[start Input for this task]

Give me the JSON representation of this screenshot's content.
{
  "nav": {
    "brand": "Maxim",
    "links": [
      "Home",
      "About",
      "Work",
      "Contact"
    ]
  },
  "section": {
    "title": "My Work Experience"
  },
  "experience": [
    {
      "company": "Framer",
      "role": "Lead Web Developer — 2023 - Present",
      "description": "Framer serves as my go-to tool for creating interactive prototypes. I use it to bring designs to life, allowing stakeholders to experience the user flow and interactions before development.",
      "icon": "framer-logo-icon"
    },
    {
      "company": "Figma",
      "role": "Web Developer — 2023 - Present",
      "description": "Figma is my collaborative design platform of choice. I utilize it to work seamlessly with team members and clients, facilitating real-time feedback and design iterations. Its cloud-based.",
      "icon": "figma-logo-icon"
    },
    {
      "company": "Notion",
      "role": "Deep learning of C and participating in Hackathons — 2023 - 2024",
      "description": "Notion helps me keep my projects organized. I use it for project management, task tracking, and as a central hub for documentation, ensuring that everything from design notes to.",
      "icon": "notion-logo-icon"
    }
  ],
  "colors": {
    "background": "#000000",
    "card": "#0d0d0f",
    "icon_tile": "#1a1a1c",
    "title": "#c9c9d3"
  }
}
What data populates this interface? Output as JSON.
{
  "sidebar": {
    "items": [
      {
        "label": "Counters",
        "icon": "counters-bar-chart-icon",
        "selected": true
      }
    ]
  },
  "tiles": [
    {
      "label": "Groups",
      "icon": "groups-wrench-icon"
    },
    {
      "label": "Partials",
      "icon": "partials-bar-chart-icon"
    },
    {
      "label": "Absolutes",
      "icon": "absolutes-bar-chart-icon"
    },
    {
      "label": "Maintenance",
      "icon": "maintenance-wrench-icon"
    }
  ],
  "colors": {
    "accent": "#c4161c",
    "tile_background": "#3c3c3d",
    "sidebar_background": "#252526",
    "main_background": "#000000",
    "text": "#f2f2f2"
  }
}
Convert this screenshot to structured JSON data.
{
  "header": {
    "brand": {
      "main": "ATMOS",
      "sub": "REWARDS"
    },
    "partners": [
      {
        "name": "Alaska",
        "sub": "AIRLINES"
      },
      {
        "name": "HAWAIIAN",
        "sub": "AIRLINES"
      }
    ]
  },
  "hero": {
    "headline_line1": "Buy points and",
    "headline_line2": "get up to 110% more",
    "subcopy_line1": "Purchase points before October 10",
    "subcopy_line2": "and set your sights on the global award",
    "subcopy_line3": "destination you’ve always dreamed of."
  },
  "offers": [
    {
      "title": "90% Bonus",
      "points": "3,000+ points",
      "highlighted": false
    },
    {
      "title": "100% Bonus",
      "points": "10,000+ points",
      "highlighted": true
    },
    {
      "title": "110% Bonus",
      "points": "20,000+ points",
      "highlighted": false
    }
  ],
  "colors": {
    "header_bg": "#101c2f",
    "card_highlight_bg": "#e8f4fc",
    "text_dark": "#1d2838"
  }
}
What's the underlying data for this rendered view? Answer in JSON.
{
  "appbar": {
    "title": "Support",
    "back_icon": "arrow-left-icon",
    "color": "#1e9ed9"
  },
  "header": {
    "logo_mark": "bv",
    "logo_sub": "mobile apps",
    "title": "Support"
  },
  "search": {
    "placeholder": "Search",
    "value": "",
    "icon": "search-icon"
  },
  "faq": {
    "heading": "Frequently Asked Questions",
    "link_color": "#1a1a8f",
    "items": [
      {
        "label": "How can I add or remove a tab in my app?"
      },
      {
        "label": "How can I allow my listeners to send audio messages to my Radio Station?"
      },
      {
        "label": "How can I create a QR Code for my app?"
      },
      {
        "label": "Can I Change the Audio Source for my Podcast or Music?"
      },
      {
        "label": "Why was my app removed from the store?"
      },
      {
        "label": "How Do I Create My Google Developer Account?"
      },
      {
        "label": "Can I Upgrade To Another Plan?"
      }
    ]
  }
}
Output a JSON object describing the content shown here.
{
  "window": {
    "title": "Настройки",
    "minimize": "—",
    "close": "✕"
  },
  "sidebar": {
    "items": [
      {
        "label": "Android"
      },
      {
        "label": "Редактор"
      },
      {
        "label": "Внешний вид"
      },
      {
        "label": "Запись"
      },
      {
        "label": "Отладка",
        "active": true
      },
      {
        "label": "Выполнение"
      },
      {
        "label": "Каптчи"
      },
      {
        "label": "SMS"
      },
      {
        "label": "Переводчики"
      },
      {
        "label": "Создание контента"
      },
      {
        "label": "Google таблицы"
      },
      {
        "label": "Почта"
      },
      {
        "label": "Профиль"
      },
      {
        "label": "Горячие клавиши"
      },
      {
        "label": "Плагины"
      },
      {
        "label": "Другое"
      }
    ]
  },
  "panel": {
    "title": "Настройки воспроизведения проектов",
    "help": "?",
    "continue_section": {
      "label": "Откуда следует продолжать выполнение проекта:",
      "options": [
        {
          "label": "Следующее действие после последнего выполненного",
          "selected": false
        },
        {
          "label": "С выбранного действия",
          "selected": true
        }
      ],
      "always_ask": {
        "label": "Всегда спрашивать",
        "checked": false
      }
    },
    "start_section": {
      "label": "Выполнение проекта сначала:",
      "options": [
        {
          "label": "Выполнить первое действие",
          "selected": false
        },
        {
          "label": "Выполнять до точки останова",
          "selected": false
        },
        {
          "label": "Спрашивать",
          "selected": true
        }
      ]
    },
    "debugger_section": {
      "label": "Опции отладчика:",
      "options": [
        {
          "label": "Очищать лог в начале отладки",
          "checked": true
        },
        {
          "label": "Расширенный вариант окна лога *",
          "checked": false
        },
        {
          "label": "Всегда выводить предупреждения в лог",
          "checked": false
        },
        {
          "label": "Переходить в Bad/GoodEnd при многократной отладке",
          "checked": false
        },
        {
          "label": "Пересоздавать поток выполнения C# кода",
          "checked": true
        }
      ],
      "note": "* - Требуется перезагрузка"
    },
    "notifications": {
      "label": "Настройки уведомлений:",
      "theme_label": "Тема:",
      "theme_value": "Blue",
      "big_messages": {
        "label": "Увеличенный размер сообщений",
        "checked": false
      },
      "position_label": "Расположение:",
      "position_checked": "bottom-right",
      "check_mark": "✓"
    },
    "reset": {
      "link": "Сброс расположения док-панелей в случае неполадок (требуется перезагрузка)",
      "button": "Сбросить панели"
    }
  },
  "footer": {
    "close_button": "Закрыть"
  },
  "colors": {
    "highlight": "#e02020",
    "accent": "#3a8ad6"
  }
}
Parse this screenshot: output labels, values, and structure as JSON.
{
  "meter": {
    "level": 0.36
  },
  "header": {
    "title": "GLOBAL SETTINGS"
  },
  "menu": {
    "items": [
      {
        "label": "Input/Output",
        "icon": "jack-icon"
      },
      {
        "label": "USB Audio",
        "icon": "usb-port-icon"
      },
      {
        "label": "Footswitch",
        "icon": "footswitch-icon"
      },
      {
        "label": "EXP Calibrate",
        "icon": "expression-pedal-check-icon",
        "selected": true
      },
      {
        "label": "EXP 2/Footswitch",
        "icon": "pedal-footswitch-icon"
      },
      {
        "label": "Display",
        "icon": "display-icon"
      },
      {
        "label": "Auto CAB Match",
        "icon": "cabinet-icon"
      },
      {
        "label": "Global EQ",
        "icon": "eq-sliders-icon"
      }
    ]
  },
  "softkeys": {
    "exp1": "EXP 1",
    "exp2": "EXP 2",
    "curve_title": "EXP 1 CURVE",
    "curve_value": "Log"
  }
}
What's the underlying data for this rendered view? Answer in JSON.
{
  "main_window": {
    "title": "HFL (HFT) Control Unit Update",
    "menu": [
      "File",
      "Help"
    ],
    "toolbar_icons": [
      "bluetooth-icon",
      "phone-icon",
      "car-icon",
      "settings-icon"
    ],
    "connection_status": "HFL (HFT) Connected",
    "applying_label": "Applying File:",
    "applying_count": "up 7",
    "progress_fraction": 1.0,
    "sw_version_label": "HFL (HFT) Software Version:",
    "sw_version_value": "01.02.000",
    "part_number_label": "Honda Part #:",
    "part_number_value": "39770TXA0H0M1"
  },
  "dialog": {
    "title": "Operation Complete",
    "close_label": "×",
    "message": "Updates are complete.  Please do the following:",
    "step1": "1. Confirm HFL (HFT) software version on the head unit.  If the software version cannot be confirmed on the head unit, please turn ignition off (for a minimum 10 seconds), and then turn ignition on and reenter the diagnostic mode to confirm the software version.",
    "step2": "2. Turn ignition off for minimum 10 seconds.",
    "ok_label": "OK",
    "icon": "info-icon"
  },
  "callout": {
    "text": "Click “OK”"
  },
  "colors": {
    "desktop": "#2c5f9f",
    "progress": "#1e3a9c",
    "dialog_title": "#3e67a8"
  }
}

[end Input for this task]

▸ **Requirement**: Please list every line of the records that contains "wrench".

▸ **Output for this task**:
      "icon": "groups-wrench-icon"
      "icon": "maintenance-wrench-icon"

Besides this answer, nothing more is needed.